Task instructions - Copy every line of the listing below without changing anything.

Raw records -

/---

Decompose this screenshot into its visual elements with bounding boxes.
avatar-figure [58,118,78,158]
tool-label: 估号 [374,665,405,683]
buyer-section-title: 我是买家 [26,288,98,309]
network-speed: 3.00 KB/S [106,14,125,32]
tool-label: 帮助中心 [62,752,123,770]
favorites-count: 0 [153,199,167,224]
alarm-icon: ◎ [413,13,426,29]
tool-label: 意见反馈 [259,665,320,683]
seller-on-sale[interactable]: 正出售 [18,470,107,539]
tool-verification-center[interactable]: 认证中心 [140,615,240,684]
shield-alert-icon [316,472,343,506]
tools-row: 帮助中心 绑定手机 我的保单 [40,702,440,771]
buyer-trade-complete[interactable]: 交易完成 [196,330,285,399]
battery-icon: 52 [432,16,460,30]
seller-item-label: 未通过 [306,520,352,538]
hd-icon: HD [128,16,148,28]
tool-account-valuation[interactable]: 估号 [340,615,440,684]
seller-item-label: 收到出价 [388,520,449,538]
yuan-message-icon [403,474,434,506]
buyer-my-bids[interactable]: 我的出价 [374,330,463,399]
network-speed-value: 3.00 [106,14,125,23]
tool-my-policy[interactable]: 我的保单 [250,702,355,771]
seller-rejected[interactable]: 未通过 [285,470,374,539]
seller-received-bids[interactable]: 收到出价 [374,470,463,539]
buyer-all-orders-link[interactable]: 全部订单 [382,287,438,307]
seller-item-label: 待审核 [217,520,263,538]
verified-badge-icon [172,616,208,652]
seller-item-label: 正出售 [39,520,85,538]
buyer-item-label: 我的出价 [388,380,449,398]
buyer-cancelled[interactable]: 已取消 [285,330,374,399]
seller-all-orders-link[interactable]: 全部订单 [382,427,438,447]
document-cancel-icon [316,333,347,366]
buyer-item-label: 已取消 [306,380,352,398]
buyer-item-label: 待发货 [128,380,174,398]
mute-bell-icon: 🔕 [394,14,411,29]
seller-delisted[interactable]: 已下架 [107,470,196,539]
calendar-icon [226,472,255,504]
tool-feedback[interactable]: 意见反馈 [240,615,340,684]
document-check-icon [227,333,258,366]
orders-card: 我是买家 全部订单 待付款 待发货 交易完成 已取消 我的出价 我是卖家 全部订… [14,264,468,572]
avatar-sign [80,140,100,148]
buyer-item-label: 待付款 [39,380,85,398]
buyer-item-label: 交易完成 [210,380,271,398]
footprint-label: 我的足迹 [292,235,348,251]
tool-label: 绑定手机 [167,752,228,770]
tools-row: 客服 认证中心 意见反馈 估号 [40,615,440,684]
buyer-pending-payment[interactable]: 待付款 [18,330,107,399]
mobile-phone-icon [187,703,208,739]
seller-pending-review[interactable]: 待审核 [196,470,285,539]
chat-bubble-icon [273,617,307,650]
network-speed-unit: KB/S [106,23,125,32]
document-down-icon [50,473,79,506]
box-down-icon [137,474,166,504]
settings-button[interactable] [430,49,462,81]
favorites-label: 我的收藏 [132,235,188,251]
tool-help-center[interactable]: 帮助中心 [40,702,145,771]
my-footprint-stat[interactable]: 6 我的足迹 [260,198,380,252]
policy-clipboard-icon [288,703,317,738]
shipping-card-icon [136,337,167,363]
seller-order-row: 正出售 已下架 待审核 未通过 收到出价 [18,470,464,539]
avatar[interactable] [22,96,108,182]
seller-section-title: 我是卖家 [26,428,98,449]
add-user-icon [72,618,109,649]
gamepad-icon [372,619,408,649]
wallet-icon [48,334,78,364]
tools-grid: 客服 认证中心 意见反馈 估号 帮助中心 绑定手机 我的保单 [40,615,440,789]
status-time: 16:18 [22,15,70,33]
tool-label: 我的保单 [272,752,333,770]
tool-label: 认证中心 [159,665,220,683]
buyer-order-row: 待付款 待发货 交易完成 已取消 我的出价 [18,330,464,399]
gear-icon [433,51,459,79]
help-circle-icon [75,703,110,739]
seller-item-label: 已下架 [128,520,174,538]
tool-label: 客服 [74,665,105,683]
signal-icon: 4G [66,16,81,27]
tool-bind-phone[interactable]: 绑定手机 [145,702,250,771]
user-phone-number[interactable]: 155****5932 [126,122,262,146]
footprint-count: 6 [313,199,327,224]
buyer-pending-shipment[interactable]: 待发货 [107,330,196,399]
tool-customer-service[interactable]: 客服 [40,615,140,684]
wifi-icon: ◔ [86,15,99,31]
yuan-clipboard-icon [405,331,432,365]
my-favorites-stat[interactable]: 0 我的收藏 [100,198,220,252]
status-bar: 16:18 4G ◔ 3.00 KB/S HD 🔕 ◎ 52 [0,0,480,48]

\---

Solution for this problem -
Decompose this screenshot into its visual elements with bounding boxes.
avatar-figure [58,118,78,158]
tool-label: 估号 [374,665,405,683]
buyer-section-title: 我是买家 [26,288,98,309]
network-speed: 3.00 KB/S [106,14,125,32]
tool-label: 帮助中心 [62,752,123,770]
favorites-count: 0 [153,199,167,224]
alarm-icon: ◎ [413,13,426,29]
tool-label: 意见反馈 [259,665,320,683]
seller-on-sale[interactable]: 正出售 [18,470,107,539]
tool-verification-center[interactable]: 认证中心 [140,615,240,684]
shield-alert-icon [316,472,343,506]
tools-row: 帮助中心 绑定手机 我的保单 [40,702,440,771]
buyer-trade-complete[interactable]: 交易完成 [196,330,285,399]
battery-icon: 52 [432,16,460,30]
seller-item-label: 未通过 [306,520,352,538]
hd-icon: HD [128,16,148,28]
tool-account-valuation[interactable]: 估号 [340,615,440,684]
seller-item-label: 收到出价 [388,520,449,538]
yuan-message-icon [403,474,434,506]
buyer-my-bids[interactable]: 我的出价 [374,330,463,399]
network-speed-value: 3.00 [106,14,125,23]
tool-my-policy[interactable]: 我的保单 [250,702,355,771]
seller-rejected[interactable]: 未通过 [285,470,374,539]
seller-received-bids[interactable]: 收到出价 [374,470,463,539]
buyer-all-orders-link[interactable]: 全部订单 [382,287,438,307]
seller-item-label: 待审核 [217,520,263,538]
verified-badge-icon [172,616,208,652]
seller-item-label: 正出售 [39,520,85,538]
buyer-item-label: 我的出价 [388,380,449,398]
buyer-cancelled[interactable]: 已取消 [285,330,374,399]
seller-all-orders-link[interactable]: 全部订单 [382,427,438,447]
document-cancel-icon [316,333,347,366]
buyer-item-label: 已取消 [306,380,352,398]
buyer-item-label: 待发货 [128,380,174,398]
mute-bell-icon: 🔕 [394,14,411,29]
seller-delisted[interactable]: 已下架 [107,470,196,539]
calendar-icon [226,472,255,504]
tool-feedback[interactable]: 意见反馈 [240,615,340,684]
document-check-icon [227,333,258,366]
orders-card: 我是买家 全部订单 待付款 待发货 交易完成 已取消 我的出价 我是卖家 全部订… [14,264,468,572]
avatar-sign [80,140,100,148]
buyer-item-label: 待付款 [39,380,85,398]
buyer-item-label: 交易完成 [210,380,271,398]
footprint-label: 我的足迹 [292,235,348,251]
tool-label: 绑定手机 [167,752,228,770]
tools-row: 客服 认证中心 意见反馈 估号 [40,615,440,684]
buyer-pending-payment[interactable]: 待付款 [18,330,107,399]
mobile-phone-icon [187,703,208,739]
seller-pending-review[interactable]: 待审核 [196,470,285,539]
chat-bubble-icon [273,617,307,650]
network-speed-unit: KB/S [106,23,125,32]
document-down-icon [50,473,79,506]
box-down-icon [137,474,166,504]
settings-button[interactable] [430,49,462,81]
favorites-label: 我的收藏 [132,235,188,251]
tool-help-center[interactable]: 帮助中心 [40,702,145,771]
my-footprint-stat[interactable]: 6 我的足迹 [260,198,380,252]
policy-clipboard-icon [288,703,317,738]
shipping-card-icon [136,337,167,363]
seller-order-row: 正出售 已下架 待审核 未通过 收到出价 [18,470,464,539]
avatar[interactable] [22,96,108,182]
seller-section-title: 我是卖家 [26,428,98,449]
add-user-icon [72,618,109,649]
gamepad-icon [372,619,408,649]
wallet-icon [48,334,78,364]
tools-grid: 客服 认证中心 意见反馈 估号 帮助中心 绑定手机 我的保单 [40,615,440,789]
status-time: 16:18 [22,15,70,33]
tool-label: 我的保单 [272,752,333,770]
tool-label: 认证中心 [159,665,220,683]
buyer-order-row: 待付款 待发货 交易完成 已取消 我的出价 [18,330,464,399]
gear-icon [433,51,459,79]
help-circle-icon [75,703,110,739]
seller-item-label: 已下架 [128,520,174,538]
tool-label: 客服 [74,665,105,683]
signal-icon: 4G [66,16,81,27]
tool-bind-phone[interactable]: 绑定手机 [145,702,250,771]
user-phone-number[interactable]: 155****5932 [126,122,262,146]
footprint-count: 6 [313,199,327,224]
buyer-pending-shipment[interactable]: 待发货 [107,330,196,399]
tool-customer-service[interactable]: 客服 [40,615,140,684]
wifi-icon: ◔ [86,15,99,31]
yuan-clipboard-icon [405,331,432,365]
my-favorites-stat[interactable]: 0 我的收藏 [100,198,220,252]
status-bar: 16:18 4G ◔ 3.00 KB/S HD 🔕 ◎ 52 [0,0,480,48]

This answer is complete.